BLANTYRE--Malawian President Joyce Banda on Thursday said she respects the African Union's (AU) decision to move next month's summit to Ethiopia.
"I respect that decision. I respect Sudanese President Omar al-Bashir as head of state of Sudan, but I as President Joyce Banda, my main agenda right now is economic recovery," Banda told reporters on her return from visits to Britain and the USA.
Pres Banda will not attend the summit, instead Vice Pres Khumbo Kachali will represent Malawi. Last Friday Malawi decided to cancel the summit, scheduled for Lilongwe between July 9 and 16, over AU's insistence that Lilongwe has no right to dictate who attends the summit.
Pres Banda had earlier written the AU commission requesting it not to invite al-Bashir wanted by the International Criminal Court (ICC) over atrocities in the Sudanese western region of Darfur. Banda asked Sudan to send a representative in order to maintain ties with donor countries, who contribute up to 40 percent of her country's development budget.
But the AU Commission wrote Malawi that all African leaders are eligible to attend and the host country cannot bar anyone. If Malawi insisted, AU warned, the summit would be switched to its headquarters in the Ethiopian capital.
Banda said the AU didn’t support Malawi when donors pulled out of the country after al-Bashir visited the country last year to attend a regional trade summit and where Mutharika gave Bashir red-carpet treatment.
"How did the AU support us and who lost? We lost in the end," Banda said in reference to the withdrawal of $350 million from the American Millennium Challenge Corporation meant to rehabilitate the country's power system.
She said Malawi had "closed the issue" on al-Bashir, adding that the decision to cancel the hosting of the summit was made in the "interests of Malawi and Malawians."
+ + +
[Requirement A]:
According to the article on the African Union summit, who will represent Malawi at the summit in place of President Banda?

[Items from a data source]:
+ + +
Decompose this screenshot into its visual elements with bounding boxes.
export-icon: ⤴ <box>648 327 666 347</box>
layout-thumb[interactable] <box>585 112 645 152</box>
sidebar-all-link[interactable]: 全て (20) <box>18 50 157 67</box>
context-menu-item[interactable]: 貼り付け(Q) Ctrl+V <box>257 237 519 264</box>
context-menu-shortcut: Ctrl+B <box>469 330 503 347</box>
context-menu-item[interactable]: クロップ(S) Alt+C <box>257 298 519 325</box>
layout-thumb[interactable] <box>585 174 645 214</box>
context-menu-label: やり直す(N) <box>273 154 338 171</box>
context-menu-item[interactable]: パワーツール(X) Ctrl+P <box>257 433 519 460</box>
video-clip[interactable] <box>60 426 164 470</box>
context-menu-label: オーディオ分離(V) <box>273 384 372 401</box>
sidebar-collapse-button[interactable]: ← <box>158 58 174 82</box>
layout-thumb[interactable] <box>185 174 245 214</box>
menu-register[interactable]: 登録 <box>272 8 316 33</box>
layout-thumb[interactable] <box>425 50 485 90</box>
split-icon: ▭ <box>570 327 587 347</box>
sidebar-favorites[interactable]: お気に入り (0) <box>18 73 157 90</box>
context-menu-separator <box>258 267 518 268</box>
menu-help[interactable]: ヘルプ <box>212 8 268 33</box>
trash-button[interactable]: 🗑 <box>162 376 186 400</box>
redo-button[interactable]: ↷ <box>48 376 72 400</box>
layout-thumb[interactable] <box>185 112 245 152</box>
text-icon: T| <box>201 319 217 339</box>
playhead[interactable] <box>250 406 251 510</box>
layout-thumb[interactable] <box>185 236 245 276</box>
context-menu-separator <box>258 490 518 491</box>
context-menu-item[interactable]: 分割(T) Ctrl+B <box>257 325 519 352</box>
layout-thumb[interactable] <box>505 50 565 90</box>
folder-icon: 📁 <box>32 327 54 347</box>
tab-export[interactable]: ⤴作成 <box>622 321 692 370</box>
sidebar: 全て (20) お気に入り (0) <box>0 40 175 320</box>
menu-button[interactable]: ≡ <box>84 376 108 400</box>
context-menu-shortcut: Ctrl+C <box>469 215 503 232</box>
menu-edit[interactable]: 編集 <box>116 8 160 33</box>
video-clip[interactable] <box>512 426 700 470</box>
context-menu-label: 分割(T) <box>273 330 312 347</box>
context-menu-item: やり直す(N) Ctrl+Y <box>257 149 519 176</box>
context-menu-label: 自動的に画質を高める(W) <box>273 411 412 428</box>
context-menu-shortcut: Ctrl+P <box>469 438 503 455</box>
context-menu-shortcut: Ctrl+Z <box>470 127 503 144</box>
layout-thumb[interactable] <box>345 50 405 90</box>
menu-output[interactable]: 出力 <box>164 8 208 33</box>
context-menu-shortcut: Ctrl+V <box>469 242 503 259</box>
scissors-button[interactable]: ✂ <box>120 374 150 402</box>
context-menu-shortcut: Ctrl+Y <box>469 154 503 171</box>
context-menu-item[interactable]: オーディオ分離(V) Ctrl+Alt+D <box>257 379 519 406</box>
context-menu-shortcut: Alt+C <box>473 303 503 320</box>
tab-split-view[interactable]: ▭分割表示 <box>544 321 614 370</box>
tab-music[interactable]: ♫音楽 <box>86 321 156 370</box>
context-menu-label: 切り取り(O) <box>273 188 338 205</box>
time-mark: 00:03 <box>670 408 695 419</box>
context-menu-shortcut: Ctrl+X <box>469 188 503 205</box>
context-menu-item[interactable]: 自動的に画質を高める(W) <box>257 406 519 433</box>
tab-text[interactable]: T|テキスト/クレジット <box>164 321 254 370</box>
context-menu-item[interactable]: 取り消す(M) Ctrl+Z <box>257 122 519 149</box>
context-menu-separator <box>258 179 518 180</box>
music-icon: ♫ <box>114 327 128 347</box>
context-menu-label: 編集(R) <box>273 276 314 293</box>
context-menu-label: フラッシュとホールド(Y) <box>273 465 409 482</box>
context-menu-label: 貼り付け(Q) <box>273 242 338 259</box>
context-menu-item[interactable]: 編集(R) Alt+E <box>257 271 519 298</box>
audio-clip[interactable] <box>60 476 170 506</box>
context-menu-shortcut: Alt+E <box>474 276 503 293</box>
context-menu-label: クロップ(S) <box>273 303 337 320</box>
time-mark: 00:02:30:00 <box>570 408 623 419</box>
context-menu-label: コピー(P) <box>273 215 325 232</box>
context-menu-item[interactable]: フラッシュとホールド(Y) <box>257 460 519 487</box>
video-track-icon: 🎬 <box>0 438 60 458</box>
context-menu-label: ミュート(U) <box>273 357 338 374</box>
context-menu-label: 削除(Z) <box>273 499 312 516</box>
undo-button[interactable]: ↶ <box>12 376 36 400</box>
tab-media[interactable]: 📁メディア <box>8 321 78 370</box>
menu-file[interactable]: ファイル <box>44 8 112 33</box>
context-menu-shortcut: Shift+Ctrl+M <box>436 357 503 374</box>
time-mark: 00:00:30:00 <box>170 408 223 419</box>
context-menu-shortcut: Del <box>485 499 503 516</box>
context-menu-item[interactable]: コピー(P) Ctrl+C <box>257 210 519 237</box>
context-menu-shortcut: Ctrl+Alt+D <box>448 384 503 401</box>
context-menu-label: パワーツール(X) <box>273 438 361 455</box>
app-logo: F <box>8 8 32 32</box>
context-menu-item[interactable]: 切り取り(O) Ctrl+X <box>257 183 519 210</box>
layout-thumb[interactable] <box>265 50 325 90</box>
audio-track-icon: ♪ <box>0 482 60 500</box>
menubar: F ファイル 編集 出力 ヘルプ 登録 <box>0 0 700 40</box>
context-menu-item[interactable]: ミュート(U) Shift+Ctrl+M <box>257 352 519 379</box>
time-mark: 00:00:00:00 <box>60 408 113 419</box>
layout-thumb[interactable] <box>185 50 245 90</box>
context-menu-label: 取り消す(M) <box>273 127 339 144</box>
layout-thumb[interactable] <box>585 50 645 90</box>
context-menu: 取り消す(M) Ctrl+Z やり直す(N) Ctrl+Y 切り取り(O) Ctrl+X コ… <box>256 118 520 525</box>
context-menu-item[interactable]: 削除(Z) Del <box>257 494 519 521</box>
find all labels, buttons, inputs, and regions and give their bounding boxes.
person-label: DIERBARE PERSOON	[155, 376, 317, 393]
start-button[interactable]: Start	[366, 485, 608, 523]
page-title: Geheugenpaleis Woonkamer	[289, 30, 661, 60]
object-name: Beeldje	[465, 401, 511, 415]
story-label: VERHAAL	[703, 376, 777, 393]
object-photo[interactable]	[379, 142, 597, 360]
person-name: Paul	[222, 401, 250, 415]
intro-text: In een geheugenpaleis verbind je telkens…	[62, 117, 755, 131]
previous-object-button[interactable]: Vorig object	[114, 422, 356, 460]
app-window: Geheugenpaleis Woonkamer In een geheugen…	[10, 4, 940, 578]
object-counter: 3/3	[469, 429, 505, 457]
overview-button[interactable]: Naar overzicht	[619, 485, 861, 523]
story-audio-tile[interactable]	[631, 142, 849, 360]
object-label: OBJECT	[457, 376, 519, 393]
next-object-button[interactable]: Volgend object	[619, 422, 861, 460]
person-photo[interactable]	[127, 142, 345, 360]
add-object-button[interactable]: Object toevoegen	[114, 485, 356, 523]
+ + +
[Requirement B]:
Reproduce the records from their first line through the line containing "context-menu-item[interactable]: 分割(T) Ctrl+B", renaming "layout-thumb" to "layout-tile" and leaving everything else unchanged.

[Written reply A]:
Vice President Khumbo Kachali will represent Malawi.

[Written reply B]:
Decompose this screenshot into its visual elements with bounding boxes.
export-icon: ⤴ <box>648 327 666 347</box>
layout-tile[interactable] <box>585 112 645 152</box>
sidebar-all-link[interactable]: 全て (20) <box>18 50 157 67</box>
context-menu-item[interactable]: 貼り付け(Q) Ctrl+V <box>257 237 519 264</box>
context-menu-shortcut: Ctrl+B <box>469 330 503 347</box>
context-menu-item[interactable]: クロップ(S) Alt+C <box>257 298 519 325</box>
layout-tile[interactable] <box>585 174 645 214</box>
context-menu-label: やり直す(N) <box>273 154 338 171</box>
context-menu-item[interactable]: パワーツール(X) Ctrl+P <box>257 433 519 460</box>
video-clip[interactable] <box>60 426 164 470</box>
context-menu-label: オーディオ分離(V) <box>273 384 372 401</box>
sidebar-collapse-button[interactable]: ← <box>158 58 174 82</box>
layout-tile[interactable] <box>185 174 245 214</box>
menu-register[interactable]: 登録 <box>272 8 316 33</box>
layout-tile[interactable] <box>425 50 485 90</box>
split-icon: ▭ <box>570 327 587 347</box>
sidebar-favorites[interactable]: お気に入り (0) <box>18 73 157 90</box>
context-menu-separator <box>258 267 518 268</box>
menu-help[interactable]: ヘルプ <box>212 8 268 33</box>
trash-button[interactable]: 🗑 <box>162 376 186 400</box>
redo-button[interactable]: ↷ <box>48 376 72 400</box>
layout-tile[interactable] <box>185 112 245 152</box>
text-icon: T| <box>201 319 217 339</box>
playhead[interactable] <box>250 406 251 510</box>
layout-tile[interactable] <box>185 236 245 276</box>
context-menu-separator <box>258 490 518 491</box>
context-menu-item[interactable]: 分割(T) Ctrl+B <box>257 325 519 352</box>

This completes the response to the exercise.